(SHORT EXERCISE)
Gather up the lines with the word "Deere" in them.

Begin

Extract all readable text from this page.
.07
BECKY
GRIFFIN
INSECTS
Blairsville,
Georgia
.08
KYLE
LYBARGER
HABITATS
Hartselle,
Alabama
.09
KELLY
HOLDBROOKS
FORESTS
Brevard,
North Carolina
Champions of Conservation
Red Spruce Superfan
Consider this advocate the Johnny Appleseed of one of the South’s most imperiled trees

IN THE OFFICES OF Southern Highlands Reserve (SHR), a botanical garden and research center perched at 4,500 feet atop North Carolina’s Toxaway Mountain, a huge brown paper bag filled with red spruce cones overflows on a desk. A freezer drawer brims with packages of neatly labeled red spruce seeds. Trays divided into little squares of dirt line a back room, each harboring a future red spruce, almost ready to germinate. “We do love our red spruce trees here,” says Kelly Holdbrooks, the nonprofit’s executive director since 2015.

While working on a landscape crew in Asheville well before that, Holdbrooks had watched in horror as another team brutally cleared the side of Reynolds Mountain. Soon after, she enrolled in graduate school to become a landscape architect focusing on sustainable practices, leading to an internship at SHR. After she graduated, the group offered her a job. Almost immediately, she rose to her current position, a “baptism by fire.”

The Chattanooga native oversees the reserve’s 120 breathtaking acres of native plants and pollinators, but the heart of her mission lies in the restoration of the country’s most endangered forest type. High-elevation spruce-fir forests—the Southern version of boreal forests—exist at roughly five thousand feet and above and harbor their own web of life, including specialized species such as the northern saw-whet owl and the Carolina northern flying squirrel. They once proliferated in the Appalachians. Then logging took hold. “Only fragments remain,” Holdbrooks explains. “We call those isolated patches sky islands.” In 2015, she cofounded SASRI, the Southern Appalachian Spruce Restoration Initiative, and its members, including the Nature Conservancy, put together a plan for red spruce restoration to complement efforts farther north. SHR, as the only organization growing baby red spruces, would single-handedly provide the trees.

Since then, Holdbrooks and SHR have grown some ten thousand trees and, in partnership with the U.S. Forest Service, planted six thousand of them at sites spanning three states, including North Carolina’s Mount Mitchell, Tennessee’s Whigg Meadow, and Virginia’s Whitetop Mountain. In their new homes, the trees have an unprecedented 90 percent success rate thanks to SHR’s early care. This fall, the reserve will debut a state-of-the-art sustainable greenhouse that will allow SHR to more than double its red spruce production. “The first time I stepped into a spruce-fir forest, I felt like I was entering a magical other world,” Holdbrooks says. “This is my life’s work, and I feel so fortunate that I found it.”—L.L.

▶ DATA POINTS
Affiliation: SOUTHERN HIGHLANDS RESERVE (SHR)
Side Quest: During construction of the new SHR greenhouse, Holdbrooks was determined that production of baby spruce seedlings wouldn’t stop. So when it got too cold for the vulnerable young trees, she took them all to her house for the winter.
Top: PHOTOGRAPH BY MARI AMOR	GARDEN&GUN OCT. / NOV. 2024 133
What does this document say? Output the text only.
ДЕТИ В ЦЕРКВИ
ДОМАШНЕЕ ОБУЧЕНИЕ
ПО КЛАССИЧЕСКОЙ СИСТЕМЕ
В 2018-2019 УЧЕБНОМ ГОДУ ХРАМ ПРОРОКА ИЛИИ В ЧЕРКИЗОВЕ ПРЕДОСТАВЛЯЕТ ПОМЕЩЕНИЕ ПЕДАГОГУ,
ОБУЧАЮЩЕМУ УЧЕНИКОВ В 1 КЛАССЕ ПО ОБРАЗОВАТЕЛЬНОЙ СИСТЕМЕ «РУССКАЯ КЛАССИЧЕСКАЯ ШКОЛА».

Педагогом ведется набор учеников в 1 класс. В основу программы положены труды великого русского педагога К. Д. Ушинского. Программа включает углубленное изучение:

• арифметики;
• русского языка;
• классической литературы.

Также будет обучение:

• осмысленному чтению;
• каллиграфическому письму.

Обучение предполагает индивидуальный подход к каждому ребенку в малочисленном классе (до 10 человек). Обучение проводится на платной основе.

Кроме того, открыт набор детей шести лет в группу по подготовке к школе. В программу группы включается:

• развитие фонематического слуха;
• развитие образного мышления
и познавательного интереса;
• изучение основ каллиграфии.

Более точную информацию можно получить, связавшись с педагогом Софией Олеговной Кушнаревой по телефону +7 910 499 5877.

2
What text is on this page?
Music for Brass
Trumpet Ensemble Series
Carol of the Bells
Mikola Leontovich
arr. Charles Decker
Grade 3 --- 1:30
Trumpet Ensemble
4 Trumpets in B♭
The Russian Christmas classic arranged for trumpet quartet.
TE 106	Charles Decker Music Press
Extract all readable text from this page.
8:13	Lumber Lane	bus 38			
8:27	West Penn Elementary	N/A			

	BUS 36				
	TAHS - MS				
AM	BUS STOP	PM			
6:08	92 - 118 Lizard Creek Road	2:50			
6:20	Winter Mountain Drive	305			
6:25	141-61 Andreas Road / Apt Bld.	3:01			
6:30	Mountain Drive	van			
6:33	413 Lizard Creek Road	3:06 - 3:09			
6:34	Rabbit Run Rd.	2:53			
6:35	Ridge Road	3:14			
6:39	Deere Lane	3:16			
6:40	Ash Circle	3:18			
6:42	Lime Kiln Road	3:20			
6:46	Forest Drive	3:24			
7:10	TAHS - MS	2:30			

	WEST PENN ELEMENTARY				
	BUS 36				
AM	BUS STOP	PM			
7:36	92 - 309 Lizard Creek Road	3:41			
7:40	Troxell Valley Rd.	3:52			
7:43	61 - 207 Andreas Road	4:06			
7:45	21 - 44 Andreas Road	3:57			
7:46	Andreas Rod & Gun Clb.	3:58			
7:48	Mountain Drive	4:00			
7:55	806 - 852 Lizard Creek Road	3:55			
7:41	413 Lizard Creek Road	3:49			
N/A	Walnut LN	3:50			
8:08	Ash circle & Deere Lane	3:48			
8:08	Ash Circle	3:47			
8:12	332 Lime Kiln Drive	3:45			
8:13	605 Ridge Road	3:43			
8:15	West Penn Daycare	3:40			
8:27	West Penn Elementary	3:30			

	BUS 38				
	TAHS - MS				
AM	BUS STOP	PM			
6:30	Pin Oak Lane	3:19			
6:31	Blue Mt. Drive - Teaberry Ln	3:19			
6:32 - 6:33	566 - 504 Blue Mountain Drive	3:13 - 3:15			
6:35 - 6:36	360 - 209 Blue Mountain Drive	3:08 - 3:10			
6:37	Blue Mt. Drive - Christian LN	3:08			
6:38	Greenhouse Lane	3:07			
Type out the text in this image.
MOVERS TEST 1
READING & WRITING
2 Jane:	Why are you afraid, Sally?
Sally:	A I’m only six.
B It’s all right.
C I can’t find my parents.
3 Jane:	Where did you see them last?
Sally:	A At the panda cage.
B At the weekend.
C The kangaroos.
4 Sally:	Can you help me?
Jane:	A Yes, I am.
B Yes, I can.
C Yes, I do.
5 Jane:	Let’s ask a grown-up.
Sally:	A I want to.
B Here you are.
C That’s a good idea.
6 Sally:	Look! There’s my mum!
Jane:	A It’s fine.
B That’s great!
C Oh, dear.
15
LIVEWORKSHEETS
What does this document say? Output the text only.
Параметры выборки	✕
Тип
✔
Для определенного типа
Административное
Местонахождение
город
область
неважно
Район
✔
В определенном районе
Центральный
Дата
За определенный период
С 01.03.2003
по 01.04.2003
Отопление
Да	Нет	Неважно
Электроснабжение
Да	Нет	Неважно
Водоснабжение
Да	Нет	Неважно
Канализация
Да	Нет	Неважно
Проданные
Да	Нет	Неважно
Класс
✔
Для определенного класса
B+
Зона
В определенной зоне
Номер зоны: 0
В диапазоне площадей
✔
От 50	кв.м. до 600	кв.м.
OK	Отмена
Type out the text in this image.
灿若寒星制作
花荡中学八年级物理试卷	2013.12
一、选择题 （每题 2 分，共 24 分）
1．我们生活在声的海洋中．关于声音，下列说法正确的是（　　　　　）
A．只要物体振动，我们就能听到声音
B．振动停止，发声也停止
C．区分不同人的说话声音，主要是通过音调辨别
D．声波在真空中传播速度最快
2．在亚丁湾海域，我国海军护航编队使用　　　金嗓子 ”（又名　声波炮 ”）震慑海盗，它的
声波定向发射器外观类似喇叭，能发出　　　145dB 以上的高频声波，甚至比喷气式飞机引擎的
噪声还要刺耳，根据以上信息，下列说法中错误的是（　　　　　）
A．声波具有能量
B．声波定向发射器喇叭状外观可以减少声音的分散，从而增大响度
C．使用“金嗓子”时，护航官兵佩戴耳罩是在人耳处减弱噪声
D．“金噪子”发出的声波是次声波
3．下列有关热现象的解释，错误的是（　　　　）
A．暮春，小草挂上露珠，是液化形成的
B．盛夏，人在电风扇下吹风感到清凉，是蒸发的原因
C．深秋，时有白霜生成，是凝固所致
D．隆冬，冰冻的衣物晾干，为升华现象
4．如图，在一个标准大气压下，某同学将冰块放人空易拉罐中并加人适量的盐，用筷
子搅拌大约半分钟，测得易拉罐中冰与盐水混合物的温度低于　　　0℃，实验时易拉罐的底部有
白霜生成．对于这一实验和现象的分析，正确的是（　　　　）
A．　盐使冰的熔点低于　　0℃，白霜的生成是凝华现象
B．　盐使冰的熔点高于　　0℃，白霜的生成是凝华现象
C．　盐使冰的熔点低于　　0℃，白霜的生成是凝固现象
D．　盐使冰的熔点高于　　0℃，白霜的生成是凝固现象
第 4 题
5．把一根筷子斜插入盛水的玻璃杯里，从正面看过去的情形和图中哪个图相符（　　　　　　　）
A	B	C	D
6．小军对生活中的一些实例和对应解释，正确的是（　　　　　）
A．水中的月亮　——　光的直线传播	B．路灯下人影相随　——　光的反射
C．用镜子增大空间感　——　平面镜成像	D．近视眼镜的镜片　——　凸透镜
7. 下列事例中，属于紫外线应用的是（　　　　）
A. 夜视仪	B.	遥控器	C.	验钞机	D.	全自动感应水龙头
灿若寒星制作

End

(THE RESULT)
6:39	Deere Lane	3:16			
8:08	Ash circle & Deere Lane	3:48			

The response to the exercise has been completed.